Material for the task:
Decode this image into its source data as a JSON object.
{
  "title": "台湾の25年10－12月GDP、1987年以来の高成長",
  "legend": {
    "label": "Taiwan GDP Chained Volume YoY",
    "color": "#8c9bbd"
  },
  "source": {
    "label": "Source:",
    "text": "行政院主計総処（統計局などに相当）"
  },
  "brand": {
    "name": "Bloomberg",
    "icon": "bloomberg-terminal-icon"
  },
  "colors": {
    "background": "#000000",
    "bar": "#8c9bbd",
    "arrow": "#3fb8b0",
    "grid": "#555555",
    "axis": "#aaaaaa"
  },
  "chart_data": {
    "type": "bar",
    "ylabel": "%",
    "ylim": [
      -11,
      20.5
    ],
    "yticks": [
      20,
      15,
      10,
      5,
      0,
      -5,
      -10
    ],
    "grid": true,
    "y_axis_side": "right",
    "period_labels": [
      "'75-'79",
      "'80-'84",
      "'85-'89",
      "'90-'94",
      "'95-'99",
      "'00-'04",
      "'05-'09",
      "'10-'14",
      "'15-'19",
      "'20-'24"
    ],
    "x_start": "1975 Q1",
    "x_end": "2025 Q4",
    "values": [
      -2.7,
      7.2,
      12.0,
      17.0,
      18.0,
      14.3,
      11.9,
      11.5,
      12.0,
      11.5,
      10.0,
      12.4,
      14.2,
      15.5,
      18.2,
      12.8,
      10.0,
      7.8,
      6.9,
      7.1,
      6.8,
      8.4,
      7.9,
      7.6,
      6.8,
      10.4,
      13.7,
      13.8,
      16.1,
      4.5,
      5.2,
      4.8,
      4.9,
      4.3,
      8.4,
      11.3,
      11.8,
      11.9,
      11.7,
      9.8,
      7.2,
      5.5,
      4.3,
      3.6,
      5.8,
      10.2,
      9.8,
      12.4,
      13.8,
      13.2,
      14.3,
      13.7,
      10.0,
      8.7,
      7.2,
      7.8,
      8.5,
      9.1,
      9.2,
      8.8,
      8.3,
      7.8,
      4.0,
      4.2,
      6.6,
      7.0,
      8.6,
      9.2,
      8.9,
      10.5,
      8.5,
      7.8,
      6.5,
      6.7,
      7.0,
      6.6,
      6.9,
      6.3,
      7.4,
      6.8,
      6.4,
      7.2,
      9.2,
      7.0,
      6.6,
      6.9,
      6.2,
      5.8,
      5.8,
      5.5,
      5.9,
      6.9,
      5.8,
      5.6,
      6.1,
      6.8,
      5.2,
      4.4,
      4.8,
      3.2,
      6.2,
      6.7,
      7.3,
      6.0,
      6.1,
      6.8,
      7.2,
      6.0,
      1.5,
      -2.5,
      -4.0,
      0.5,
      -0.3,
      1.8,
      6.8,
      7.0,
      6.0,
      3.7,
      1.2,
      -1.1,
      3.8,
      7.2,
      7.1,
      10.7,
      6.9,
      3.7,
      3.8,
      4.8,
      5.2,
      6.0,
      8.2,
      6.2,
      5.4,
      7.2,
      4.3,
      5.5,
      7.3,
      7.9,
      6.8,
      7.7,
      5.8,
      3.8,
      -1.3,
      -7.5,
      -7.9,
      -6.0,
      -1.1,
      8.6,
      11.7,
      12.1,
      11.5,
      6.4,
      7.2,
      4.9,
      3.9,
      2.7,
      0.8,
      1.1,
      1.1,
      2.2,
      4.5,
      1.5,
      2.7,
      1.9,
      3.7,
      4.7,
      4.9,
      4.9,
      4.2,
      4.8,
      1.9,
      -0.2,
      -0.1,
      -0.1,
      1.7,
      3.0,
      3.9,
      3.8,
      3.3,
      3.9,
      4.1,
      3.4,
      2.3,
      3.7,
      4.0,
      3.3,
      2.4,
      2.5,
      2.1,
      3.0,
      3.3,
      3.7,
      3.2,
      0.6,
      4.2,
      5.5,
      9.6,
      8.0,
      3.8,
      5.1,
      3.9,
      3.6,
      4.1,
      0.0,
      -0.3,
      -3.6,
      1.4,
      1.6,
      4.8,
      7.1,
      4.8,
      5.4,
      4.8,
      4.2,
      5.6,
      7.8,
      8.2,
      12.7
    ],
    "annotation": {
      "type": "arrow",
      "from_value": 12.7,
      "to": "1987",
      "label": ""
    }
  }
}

Written problem:
All of the data needs to be printed once more, exactly.

Exercise result:
Decode this image into its source data as a JSON object.
{
  "title": "台湾の25年10－12月GDP、1987年以来の高成長",
  "legend": {
    "label": "Taiwan GDP Chained Volume YoY",
    "color": "#8c9bbd"
  },
  "source": {
    "label": "Source:",
    "text": "行政院主計総処（統計局などに相当）"
  },
  "brand": {
    "name": "Bloomberg",
    "icon": "bloomberg-terminal-icon"
  },
  "colors": {
    "background": "#000000",
    "bar": "#8c9bbd",
    "arrow": "#3fb8b0",
    "grid": "#555555",
    "axis": "#aaaaaa"
  },
  "chart_data": {
    "type": "bar",
    "ylabel": "%",
    "ylim": [
      -11,
      20.5
    ],
    "yticks": [
      20,
      15,
      10,
      5,
      0,
      -5,
      -10
    ],
    "grid": true,
    "y_axis_side": "right",
    "period_labels": [
      "'75-'79",
      "'80-'84",
      "'85-'89",
      "'90-'94",
      "'95-'99",
      "'00-'04",
      "'05-'09",
      "'10-'14",
      "'15-'19",
      "'20-'24"
    ],
    "x_start": "1975 Q1",
    "x_end": "2025 Q4",
    "values": [
      -2.7,
      7.2,
      12.0,
      17.0,
      18.0,
      14.3,
      11.9,
      11.5,
      12.0,
      11.5,
      10.0,
      12.4,
      14.2,
      15.5,
      18.2,
      12.8,
      10.0,
      7.8,
      6.9,
      7.1,
      6.8,
      8.4,
      7.9,
      7.6,
      6.8,
      10.4,
      13.7,
      13.8,
      16.1,
      4.5,
      5.2,
      4.8,
      4.9,
      4.3,
      8.4,
      11.3,
      11.8,
      11.9,
      11.7,
      9.8,
      7.2,
      5.5,
      4.3,
      3.6,
      5.8,
      10.2,
      9.8,
      12.4,
      13.8,
      13.2,
      14.3,
      13.7,
      10.0,
      8.7,
      7.2,
      7.8,
      8.5,
      9.1,
      9.2,
      8.8,
      8.3,
      7.8,
      4.0,
      4.2,
      6.6,
      7.0,
      8.6,
      9.2,
      8.9,
      10.5,
      8.5,
      7.8,
      6.5,
      6.7,
      7.0,
      6.6,
      6.9,
      6.3,
      7.4,
      6.8,
      6.4,
      7.2,
      9.2,
      7.0,
      6.6,
      6.9,
      6.2,
      5.8,
      5.8,
      5.5,
      5.9,
      6.9,
      5.8,
      5.6,
      6.1,
      6.8,
      5.2,
      4.4,
      4.8,
      3.2,
      6.2,
      6.7,
      7.3,
      6.0,
      6.1,
      6.8,
      7.2,
      6.0,
      1.5,
      -2.5,
      -4.0,
      0.5,
      -0.3,
      1.8,
      6.8,
      7.0,
      6.0,
      3.7,
      1.2,
      -1.1,
      3.8,
      7.2,
      7.1,
      10.7,
      6.9,
      3.7,
      3.8,
      4.8,
      5.2,
      6.0,
      8.2,
      6.2,
      5.4,
      7.2,
      4.3,
      5.5,
      7.3,
      7.9,
      6.8,
      7.7,
      5.8,
      3.8,
      -1.3,
      -7.5,
      -7.9,
      -6.0,
      -1.1,
      8.6,
      11.7,
      12.1,
      11.5,
      6.4,
      7.2,
      4.9,
      3.9,
      2.7,
      0.8,
      1.1,
      1.1,
      2.2,
      4.5,
      1.5,
      2.7,
      1.9,
      3.7,
      4.7,
      4.9,
      4.9,
      4.2,
      4.8,
      1.9,
      -0.2,
      -0.1,
      -0.1,
      1.7,
      3.0,
      3.9,
      3.8,
      3.3,
      3.9,
      4.1,
      3.4,
      2.3,
      3.7,
      4.0,
      3.3,
      2.4,
      2.5,
      2.1,
      3.0,
      3.3,
      3.7,
      3.2,
      0.6,
      4.2,
      5.5,
      9.6,
      8.0,
      3.8,
      5.1,
      3.9,
      3.6,
      4.1,
      0.0,
      -0.3,
      -3.6,
      1.4,
      1.6,
      4.8,
      7.1,
      4.8,
      5.4,
      4.8,
      4.2,
      5.6,
      7.8,
      8.2,
      12.7
    ],
    "annotation": {
      "type": "arrow",
      "from_value": 12.7,
      "to": "1987",
      "label": ""
    }
  }
}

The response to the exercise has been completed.